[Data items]

------------------------------------------------------------------------

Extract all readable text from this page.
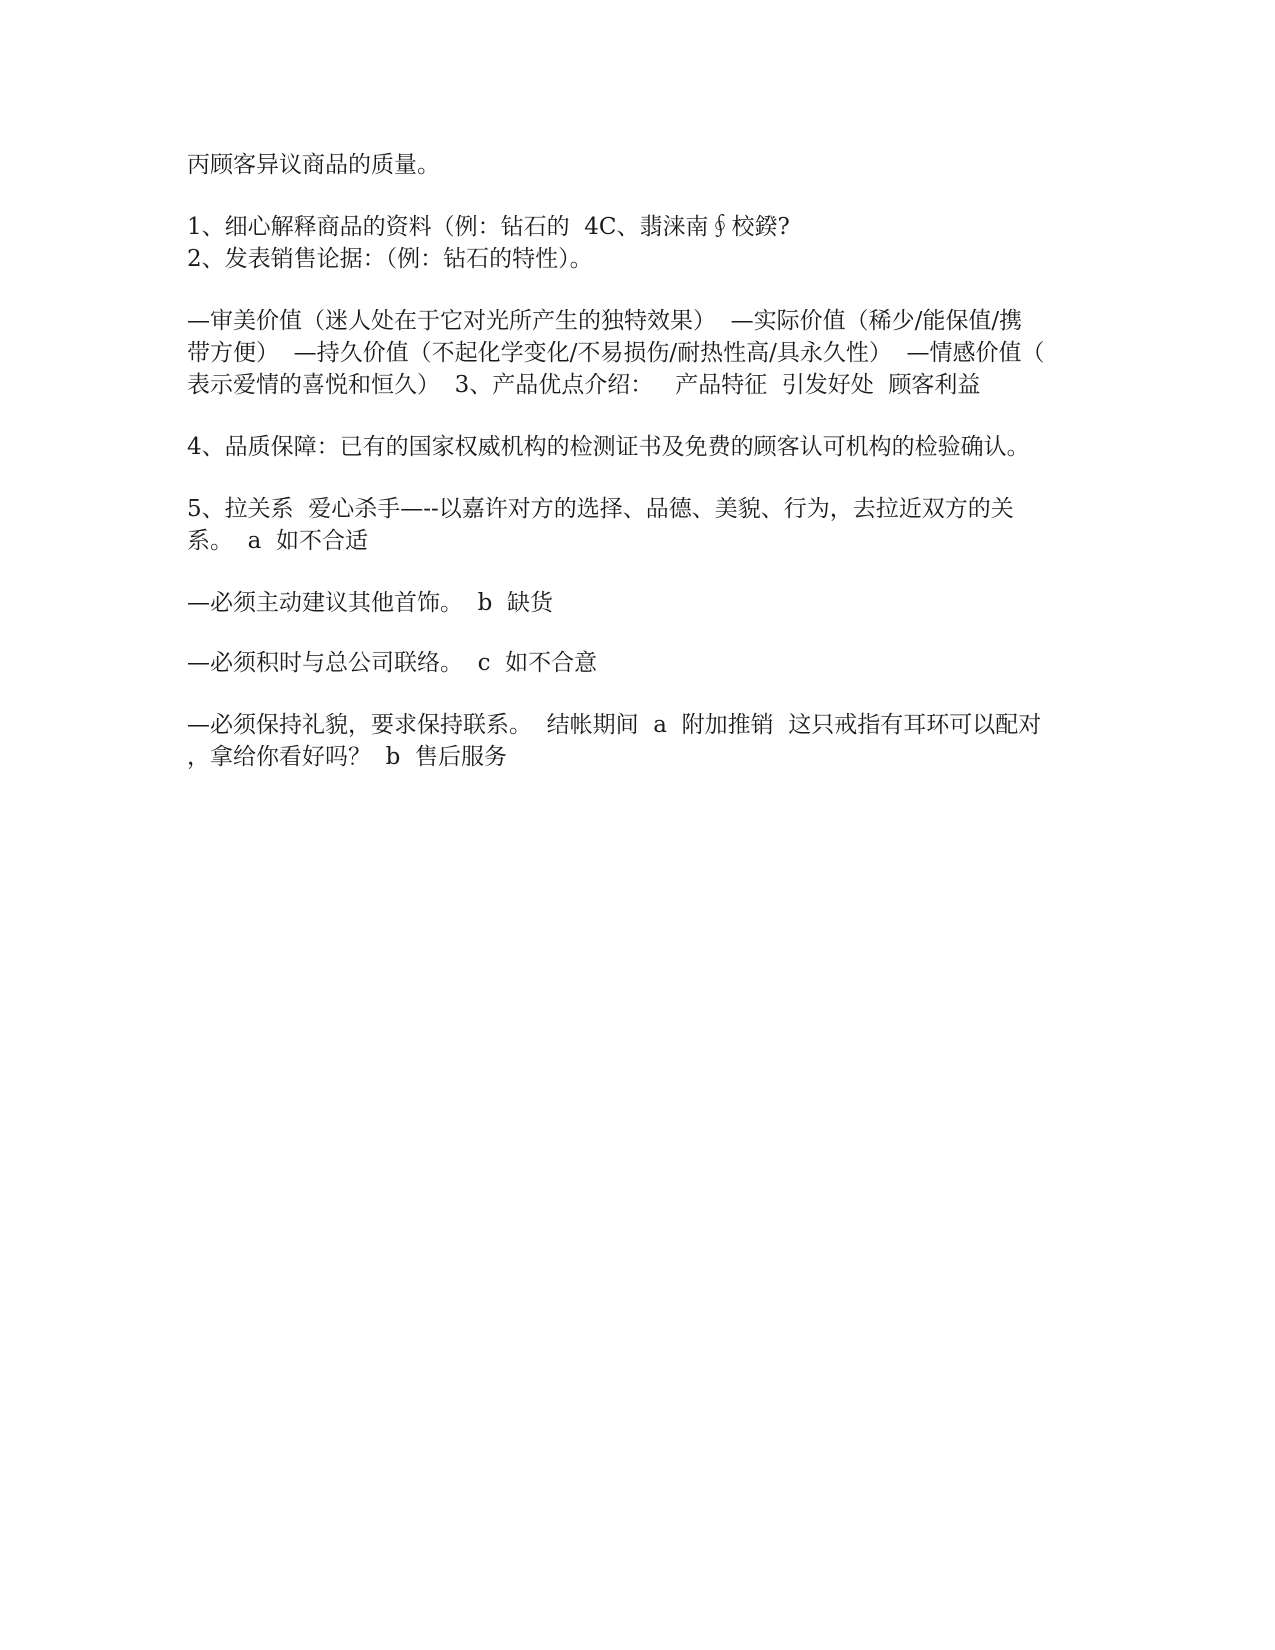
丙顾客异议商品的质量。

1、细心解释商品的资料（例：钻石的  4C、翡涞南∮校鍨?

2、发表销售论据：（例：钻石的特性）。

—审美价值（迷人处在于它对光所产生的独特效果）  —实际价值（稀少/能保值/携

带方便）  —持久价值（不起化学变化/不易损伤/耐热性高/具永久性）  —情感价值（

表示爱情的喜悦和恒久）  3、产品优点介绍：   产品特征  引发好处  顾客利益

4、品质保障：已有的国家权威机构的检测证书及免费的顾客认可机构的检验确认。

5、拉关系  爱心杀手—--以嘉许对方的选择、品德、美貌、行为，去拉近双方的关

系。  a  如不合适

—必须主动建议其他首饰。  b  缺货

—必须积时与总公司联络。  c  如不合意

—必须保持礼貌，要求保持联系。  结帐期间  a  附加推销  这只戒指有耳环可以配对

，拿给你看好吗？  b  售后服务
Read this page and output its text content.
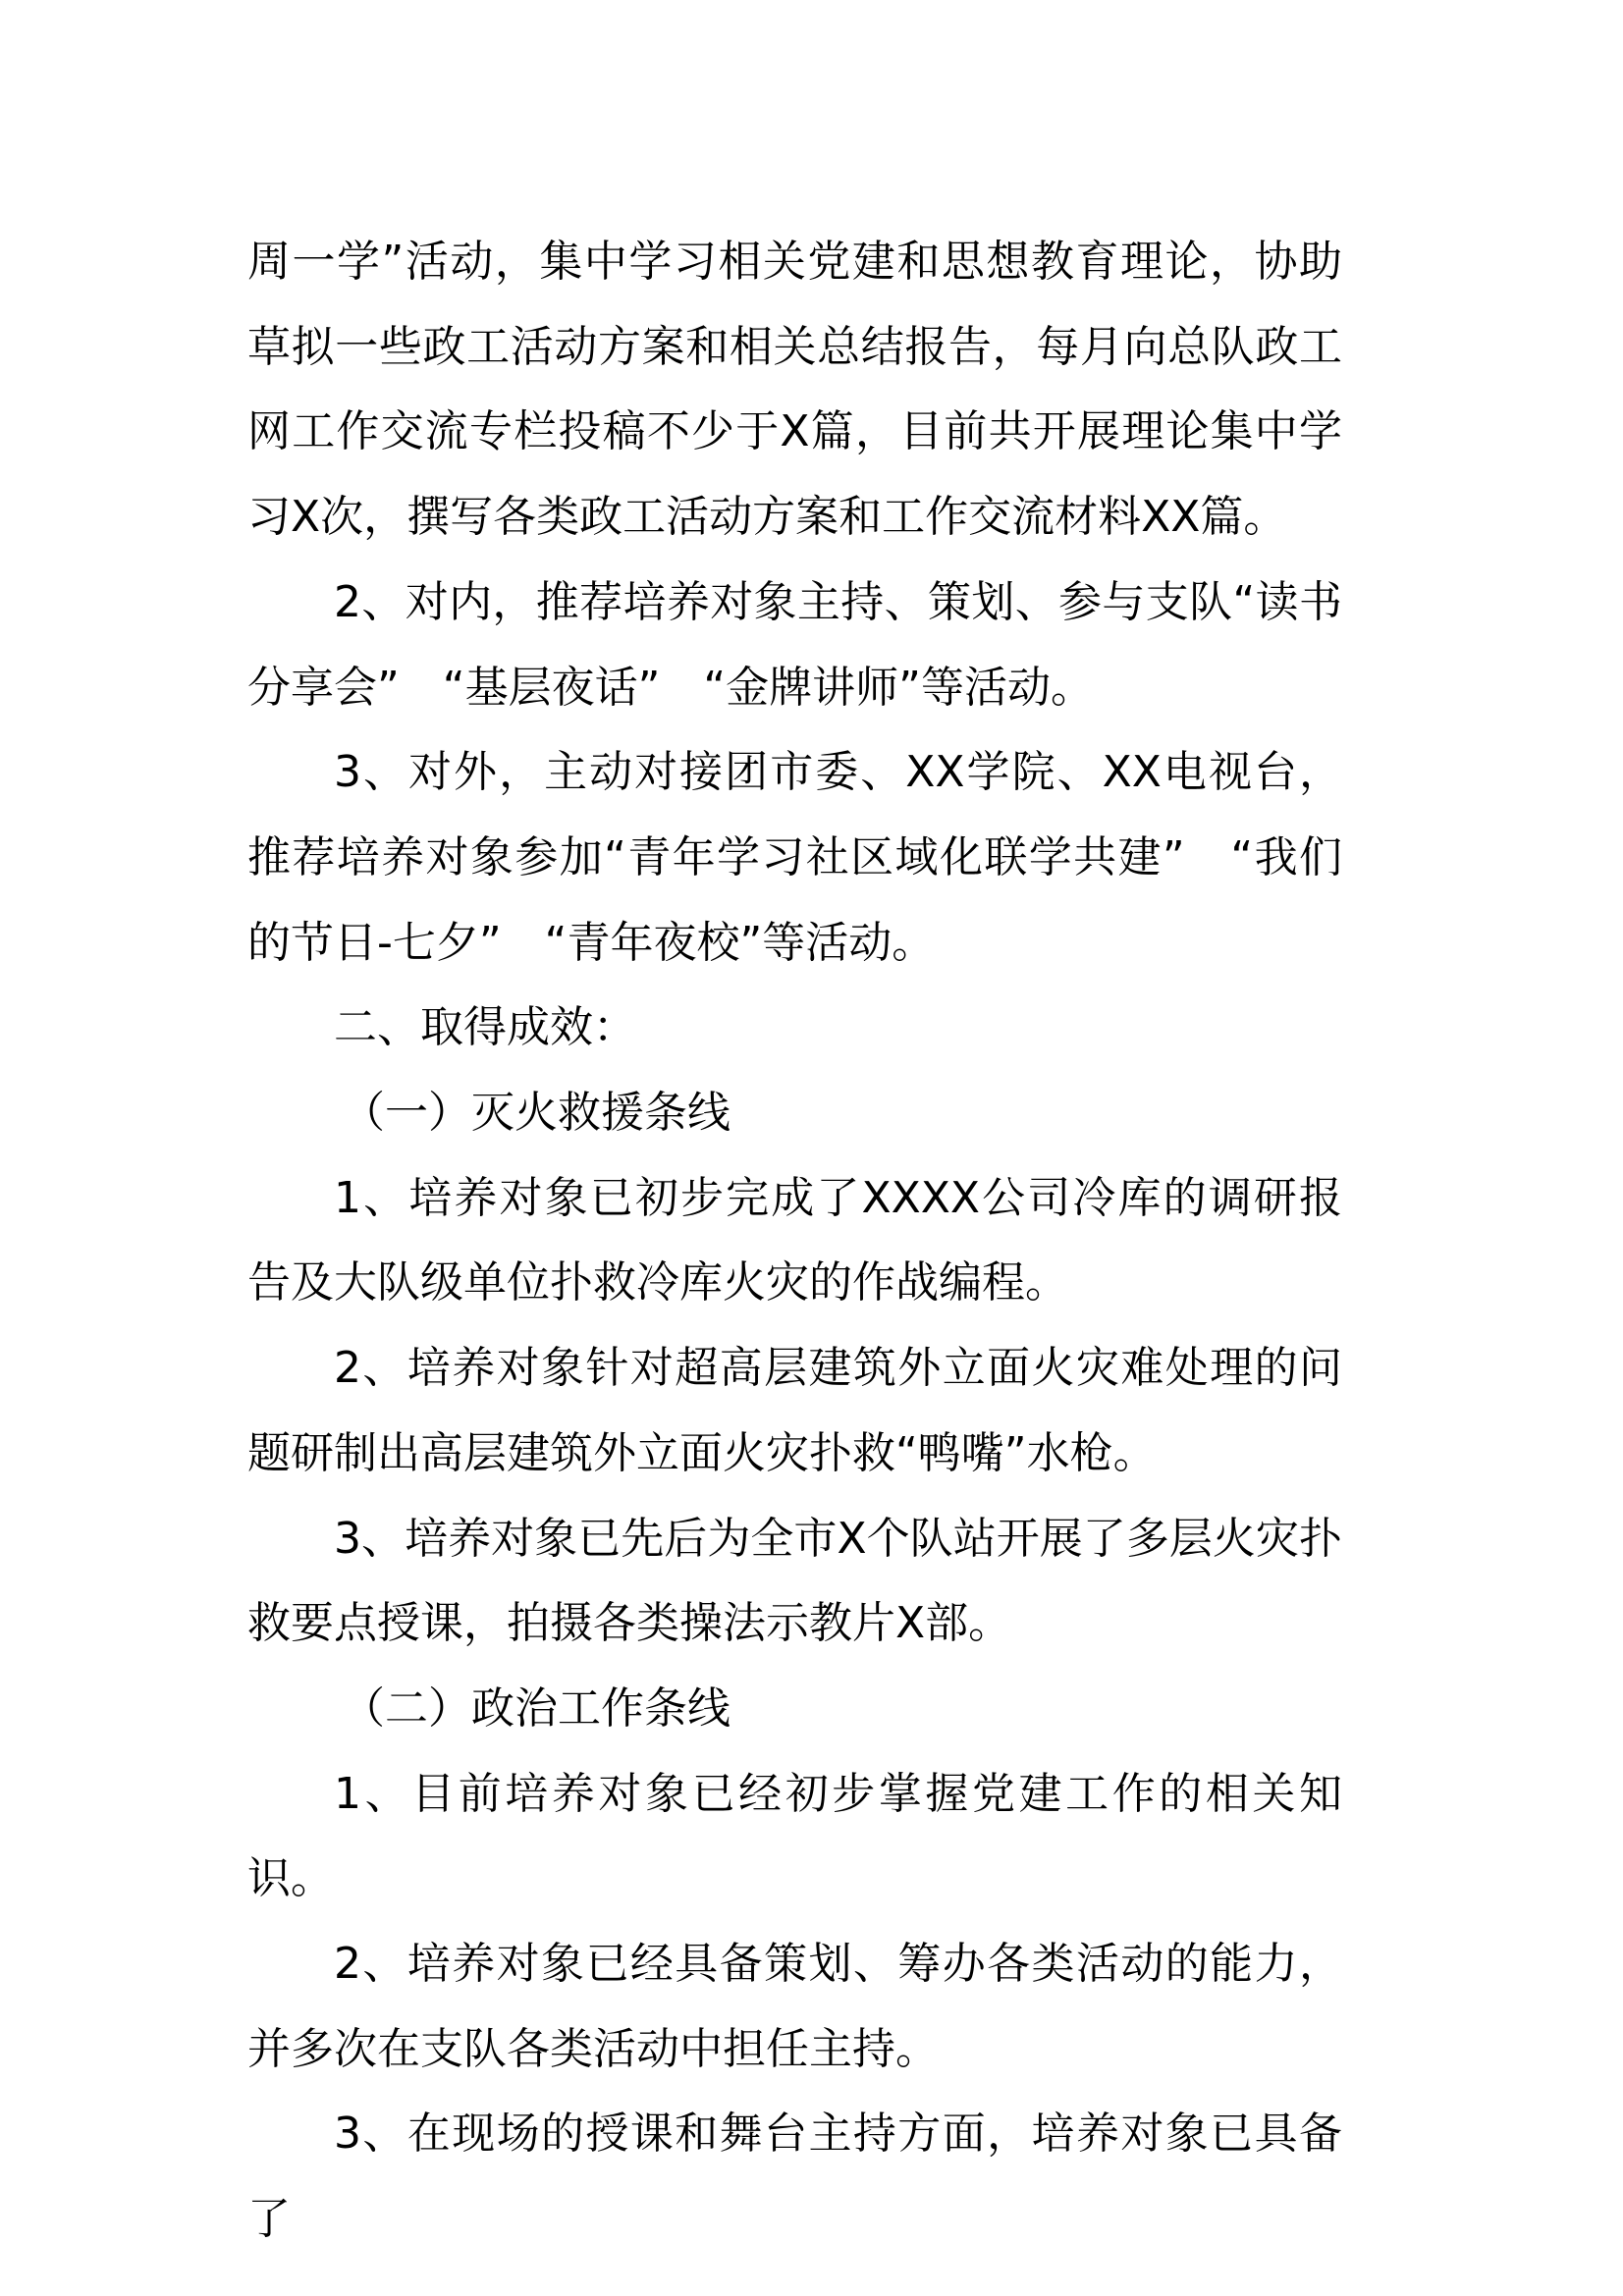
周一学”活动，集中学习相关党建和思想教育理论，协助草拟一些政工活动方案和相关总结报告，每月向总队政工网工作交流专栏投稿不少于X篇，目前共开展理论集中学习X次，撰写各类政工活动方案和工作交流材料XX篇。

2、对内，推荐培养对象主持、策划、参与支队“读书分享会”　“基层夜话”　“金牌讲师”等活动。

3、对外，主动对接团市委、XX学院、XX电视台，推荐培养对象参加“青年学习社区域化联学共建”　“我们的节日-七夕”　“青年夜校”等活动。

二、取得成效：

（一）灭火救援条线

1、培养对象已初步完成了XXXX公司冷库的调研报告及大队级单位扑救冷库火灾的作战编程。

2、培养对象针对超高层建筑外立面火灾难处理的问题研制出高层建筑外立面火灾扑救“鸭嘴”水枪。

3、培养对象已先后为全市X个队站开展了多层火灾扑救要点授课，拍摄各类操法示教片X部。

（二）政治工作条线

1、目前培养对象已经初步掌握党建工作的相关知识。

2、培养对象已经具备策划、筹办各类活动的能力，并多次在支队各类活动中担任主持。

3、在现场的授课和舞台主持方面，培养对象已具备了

------------------------------------------------------------------------

Every record above should be transcribed exactly; the pictures stay out of the copy.

Solution to this exercise:
Extract all readable text from this page.
丙顾客异议商品的质量。

1、细心解释商品的资料（例：钻石的  4C、翡涞南∮校鍨?

2、发表销售论据：（例：钻石的特性）。

—审美价值（迷人处在于它对光所产生的独特效果）  —实际价值（稀少/能保值/携

带方便）  —持久价值（不起化学变化/不易损伤/耐热性高/具永久性）  —情感价值（

表示爱情的喜悦和恒久）  3、产品优点介绍：   产品特征  引发好处  顾客利益

4、品质保障：已有的国家权威机构的检测证书及免费的顾客认可机构的检验确认。

5、拉关系  爱心杀手—--以嘉许对方的选择、品德、美貌、行为，去拉近双方的关

系。  a  如不合适

—必须主动建议其他首饰。  b  缺货

—必须积时与总公司联络。  c  如不合意

—必须保持礼貌，要求保持联系。  结帐期间  a  附加推销  这只戒指有耳环可以配对

，拿给你看好吗？  b  售后服务
Read this page and output its text content.
周一学”活动，集中学习相关党建和思想教育理论，协助草拟一些政工活动方案和相关总结报告，每月向总队政工网工作交流专栏投稿不少于X篇，目前共开展理论集中学习X次，撰写各类政工活动方案和工作交流材料XX篇。

2、对内，推荐培养对象主持、策划、参与支队“读书分享会”　“基层夜话”　“金牌讲师”等活动。

3、对外，主动对接团市委、XX学院、XX电视台，推荐培养对象参加“青年学习社区域化联学共建”　“我们的节日-七夕”　“青年夜校”等活动。

二、取得成效：

（一）灭火救援条线

1、培养对象已初步完成了XXXX公司冷库的调研报告及大队级单位扑救冷库火灾的作战编程。

2、培养对象针对超高层建筑外立面火灾难处理的问题研制出高层建筑外立面火灾扑救“鸭嘴”水枪。

3、培养对象已先后为全市X个队站开展了多层火灾扑救要点授课，拍摄各类操法示教片X部。

（二）政治工作条线

1、目前培养对象已经初步掌握党建工作的相关知识。

2、培养对象已经具备策划、筹办各类活动的能力，并多次在支队各类活动中担任主持。

3、在现场的授课和舞台主持方面，培养对象已具备了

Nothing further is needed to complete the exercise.